_Supplied material:_
— START —

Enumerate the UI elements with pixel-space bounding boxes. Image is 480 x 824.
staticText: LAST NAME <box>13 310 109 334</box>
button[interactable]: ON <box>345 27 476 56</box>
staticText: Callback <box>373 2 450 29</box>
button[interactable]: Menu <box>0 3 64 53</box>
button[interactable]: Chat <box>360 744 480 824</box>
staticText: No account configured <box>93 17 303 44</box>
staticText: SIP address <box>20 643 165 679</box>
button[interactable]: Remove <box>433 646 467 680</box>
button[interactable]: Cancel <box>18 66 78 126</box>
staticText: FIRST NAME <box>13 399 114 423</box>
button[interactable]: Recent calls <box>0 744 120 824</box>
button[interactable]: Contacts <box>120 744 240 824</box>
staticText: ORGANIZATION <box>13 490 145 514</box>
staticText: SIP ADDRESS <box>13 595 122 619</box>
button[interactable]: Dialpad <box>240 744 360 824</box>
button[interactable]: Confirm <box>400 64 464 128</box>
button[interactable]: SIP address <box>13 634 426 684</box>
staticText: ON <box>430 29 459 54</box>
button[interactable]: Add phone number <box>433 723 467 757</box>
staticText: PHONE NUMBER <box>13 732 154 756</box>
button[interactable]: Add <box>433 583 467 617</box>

— END —

_Work to be completed:_ Put the lines from the start of the records through the line containing "staticText: No account" into a JSON list of strings, one string per line, leaving out any blank lines.

_Problem solution:_
[
  "Enumerate the UI elements with pixel-space bounding boxes. Image is 480 x 824.",
  "staticText: LAST NAME <box>13 310 109 334</box>",
  "button[interactable]: ON <box>345 27 476 56</box>",
  "staticText: Callback <box>373 2 450 29</box>",
  "button[interactable]: Menu <box>0 3 64 53</box>",
  "button[interactable]: Chat <box>360 744 480 824</box>",
  "staticText: No account configured <box>93 17 303 44</box>"
]